Exercise task:
Return each line of the data below exactly, omitting any pictures.
• • • •
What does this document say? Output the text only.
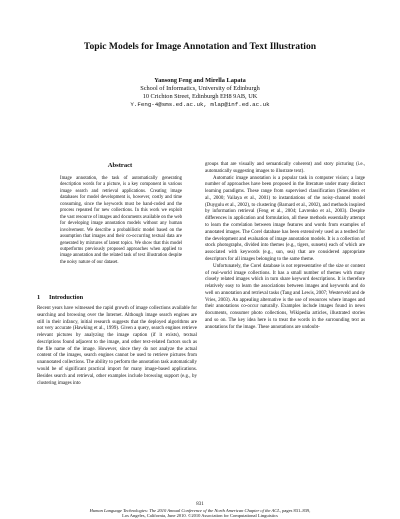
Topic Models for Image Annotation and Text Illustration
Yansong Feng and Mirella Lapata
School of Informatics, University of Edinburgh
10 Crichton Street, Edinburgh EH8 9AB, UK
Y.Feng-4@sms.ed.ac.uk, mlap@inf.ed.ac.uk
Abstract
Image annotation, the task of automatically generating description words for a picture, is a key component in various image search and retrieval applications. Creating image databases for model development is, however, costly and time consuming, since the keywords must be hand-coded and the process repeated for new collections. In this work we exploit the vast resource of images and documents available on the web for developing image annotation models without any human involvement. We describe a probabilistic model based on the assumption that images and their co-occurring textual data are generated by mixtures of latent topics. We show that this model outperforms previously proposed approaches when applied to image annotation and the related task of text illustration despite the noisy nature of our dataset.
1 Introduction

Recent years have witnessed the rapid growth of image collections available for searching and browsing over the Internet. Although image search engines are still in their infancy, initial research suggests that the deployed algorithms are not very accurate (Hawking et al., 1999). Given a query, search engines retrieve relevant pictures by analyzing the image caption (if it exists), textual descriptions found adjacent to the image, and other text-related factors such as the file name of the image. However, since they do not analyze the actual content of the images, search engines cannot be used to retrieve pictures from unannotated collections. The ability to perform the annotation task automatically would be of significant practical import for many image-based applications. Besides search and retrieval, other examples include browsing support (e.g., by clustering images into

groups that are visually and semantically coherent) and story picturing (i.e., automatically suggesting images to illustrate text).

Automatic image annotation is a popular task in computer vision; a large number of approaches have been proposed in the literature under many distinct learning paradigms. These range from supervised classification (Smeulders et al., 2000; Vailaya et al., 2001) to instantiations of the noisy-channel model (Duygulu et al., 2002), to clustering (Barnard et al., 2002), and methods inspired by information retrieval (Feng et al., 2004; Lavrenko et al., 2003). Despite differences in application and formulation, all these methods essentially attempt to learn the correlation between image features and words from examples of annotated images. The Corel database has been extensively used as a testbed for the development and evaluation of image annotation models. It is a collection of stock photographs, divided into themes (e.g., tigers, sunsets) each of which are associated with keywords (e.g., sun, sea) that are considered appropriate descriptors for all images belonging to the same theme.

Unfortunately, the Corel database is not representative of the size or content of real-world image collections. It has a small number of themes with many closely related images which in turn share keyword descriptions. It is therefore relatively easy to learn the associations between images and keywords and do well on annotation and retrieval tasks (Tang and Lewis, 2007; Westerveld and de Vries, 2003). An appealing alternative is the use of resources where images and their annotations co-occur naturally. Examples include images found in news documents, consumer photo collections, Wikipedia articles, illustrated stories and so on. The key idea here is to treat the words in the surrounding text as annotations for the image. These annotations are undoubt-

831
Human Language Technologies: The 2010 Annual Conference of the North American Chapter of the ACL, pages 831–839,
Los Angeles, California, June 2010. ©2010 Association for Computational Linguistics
• • • •
Task solution:
What does this document say? Output the text only.
Topic Models for Image Annotation and Text Illustration
Yansong Feng and Mirella Lapata
School of Informatics, University of Edinburgh
10 Crichton Street, Edinburgh EH8 9AB, UK
Y.Feng-4@sms.ed.ac.uk, mlap@inf.ed.ac.uk
Abstract
Image annotation, the task of automatically generating description words for a picture, is a key component in various image search and retrieval applications. Creating image databases for model development is, however, costly and time consuming, since the keywords must be hand-coded and the process repeated for new collections. In this work we exploit the vast resource of images and documents available on the web for developing image annotation models without any human involvement. We describe a probabilistic model based on the assumption that images and their co-occurring textual data are generated by mixtures of latent topics. We show that this model outperforms previously proposed approaches when applied to image annotation and the related task of text illustration despite the noisy nature of our dataset.
1 Introduction

Recent years have witnessed the rapid growth of image collections available for searching and browsing over the Internet. Although image search engines are still in their infancy, initial research suggests that the deployed algorithms are not very accurate (Hawking et al., 1999). Given a query, search engines retrieve relevant pictures by analyzing the image caption (if it exists), textual descriptions found adjacent to the image, and other text-related factors such as the file name of the image. However, since they do not analyze the actual content of the images, search engines cannot be used to retrieve pictures from unannotated collections. The ability to perform the annotation task automatically would be of significant practical import for many image-based applications. Besides search and retrieval, other examples include browsing support (e.g., by clustering images into

groups that are visually and semantically coherent) and story picturing (i.e., automatically suggesting images to illustrate text).

Automatic image annotation is a popular task in computer vision; a large number of approaches have been proposed in the literature under many distinct learning paradigms. These range from supervised classification (Smeulders et al., 2000; Vailaya et al., 2001) to instantiations of the noisy-channel model (Duygulu et al., 2002), to clustering (Barnard et al., 2002), and methods inspired by information retrieval (Feng et al., 2004; Lavrenko et al., 2003). Despite differences in application and formulation, all these methods essentially attempt to learn the correlation between image features and words from examples of annotated images. The Corel database has been extensively used as a testbed for the development and evaluation of image annotation models. It is a collection of stock photographs, divided into themes (e.g., tigers, sunsets) each of which are associated with keywords (e.g., sun, sea) that are considered appropriate descriptors for all images belonging to the same theme.

Unfortunately, the Corel database is not representative of the size or content of real-world image collections. It has a small number of themes with many closely related images which in turn share keyword descriptions. It is therefore relatively easy to learn the associations between images and keywords and do well on annotation and retrieval tasks (Tang and Lewis, 2007; Westerveld and de Vries, 2003). An appealing alternative is the use of resources where images and their annotations co-occur naturally. Examples include images found in news documents, consumer photo collections, Wikipedia articles, illustrated stories and so on. The key idea here is to treat the words in the surrounding text as annotations for the image. These annotations are undoubt-

831
Human Language Technologies: The 2010 Annual Conference of the North American Chapter of the ACL, pages 831–839,
Los Angeles, California, June 2010. ©2010 Association for Computational Linguistics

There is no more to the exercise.